## STATED EXERCISE
Copy out exactly the lines from the line containing "What does this" to the end of the listing.

## EXERCISE MATERIAL
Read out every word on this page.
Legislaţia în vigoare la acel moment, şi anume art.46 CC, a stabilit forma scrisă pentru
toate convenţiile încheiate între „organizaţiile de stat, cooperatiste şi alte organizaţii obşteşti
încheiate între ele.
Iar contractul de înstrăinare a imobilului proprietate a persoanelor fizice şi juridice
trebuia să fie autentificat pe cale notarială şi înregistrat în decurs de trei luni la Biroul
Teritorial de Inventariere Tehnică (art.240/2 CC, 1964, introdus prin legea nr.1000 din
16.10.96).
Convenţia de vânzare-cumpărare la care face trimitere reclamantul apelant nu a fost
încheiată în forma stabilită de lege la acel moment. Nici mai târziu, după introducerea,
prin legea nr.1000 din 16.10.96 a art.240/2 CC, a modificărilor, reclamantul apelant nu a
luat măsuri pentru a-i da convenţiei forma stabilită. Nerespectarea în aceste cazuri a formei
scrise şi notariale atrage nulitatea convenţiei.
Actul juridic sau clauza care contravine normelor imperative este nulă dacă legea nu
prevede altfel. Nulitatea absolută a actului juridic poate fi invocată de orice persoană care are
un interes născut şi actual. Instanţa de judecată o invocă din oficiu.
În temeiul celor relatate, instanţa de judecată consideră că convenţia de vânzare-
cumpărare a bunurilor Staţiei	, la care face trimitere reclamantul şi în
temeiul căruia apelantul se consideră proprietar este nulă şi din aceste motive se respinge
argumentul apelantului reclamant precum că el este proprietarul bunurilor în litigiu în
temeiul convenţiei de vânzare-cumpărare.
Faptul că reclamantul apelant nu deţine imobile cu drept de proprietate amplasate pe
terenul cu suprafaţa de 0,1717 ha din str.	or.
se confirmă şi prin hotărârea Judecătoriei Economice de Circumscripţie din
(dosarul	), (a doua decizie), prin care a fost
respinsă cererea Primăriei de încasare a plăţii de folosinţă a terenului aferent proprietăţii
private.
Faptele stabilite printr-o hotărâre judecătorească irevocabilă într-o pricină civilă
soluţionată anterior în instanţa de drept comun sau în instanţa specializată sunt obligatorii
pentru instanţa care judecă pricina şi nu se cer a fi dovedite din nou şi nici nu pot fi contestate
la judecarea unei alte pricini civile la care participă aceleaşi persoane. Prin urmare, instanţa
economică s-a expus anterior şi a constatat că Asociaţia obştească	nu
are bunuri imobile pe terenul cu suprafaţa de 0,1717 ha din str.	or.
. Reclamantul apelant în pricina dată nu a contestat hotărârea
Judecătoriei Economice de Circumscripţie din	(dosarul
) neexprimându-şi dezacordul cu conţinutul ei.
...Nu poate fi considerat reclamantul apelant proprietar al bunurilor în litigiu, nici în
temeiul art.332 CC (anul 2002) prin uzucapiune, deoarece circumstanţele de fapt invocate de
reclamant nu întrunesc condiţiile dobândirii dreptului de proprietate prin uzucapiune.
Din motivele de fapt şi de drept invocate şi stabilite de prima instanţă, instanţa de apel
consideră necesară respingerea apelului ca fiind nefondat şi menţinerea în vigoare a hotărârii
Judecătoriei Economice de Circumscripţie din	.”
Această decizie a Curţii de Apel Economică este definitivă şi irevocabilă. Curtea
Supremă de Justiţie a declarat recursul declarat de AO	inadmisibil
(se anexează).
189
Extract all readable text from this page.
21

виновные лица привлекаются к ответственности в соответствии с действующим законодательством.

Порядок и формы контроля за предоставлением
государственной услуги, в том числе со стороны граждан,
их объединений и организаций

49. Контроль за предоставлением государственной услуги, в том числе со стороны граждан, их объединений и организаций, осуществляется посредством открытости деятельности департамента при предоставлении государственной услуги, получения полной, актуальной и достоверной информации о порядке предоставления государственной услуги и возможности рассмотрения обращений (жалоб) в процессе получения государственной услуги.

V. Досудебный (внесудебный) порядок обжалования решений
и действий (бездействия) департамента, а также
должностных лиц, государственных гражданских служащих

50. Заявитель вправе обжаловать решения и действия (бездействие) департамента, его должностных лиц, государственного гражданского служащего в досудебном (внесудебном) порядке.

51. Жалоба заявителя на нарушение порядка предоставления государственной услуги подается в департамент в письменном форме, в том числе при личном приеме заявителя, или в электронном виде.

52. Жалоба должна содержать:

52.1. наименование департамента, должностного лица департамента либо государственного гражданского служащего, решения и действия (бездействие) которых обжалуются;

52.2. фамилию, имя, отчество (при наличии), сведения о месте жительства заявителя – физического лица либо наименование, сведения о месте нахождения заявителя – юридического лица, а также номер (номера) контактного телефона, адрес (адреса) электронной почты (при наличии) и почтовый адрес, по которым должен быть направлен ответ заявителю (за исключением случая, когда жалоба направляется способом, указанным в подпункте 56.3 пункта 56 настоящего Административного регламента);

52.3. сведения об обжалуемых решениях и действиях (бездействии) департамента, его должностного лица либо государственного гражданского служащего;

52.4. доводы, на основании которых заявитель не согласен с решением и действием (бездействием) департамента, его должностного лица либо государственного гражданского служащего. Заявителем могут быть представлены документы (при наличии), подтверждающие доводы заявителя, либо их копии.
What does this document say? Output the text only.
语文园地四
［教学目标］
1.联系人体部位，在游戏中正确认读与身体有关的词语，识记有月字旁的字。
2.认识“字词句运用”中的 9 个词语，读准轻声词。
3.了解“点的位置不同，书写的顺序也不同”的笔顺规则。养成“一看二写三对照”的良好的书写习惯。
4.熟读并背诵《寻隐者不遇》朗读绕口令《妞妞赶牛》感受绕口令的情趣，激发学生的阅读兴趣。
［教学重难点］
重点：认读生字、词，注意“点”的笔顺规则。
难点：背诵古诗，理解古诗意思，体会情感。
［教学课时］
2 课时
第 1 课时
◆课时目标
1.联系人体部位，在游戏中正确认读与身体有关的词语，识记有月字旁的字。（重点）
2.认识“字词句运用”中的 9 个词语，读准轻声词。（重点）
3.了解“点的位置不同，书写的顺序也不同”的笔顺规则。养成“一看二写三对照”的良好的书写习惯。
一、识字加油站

## FINISHED TASK
What does this document say? Output the text only.
语文园地四
［教学目标］
1.联系人体部位，在游戏中正确认读与身体有关的词语，识记有月字旁的字。
2.认识“字词句运用”中的 9 个词语，读准轻声词。
3.了解“点的位置不同，书写的顺序也不同”的笔顺规则。养成“一看二写三对照”的良好的书写习惯。
4.熟读并背诵《寻隐者不遇》朗读绕口令《妞妞赶牛》感受绕口令的情趣，激发学生的阅读兴趣。
［教学重难点］
重点：认读生字、词，注意“点”的笔顺规则。
难点：背诵古诗，理解古诗意思，体会情感。
［教学课时］
2 课时
第 1 课时
◆课时目标
1.联系人体部位，在游戏中正确认读与身体有关的词语，识记有月字旁的字。（重点）
2.认识“字词句运用”中的 9 个词语，读准轻声词。（重点）
3.了解“点的位置不同，书写的顺序也不同”的笔顺规则。养成“一看二写三对照”的良好的书写习惯。
一、识字加油站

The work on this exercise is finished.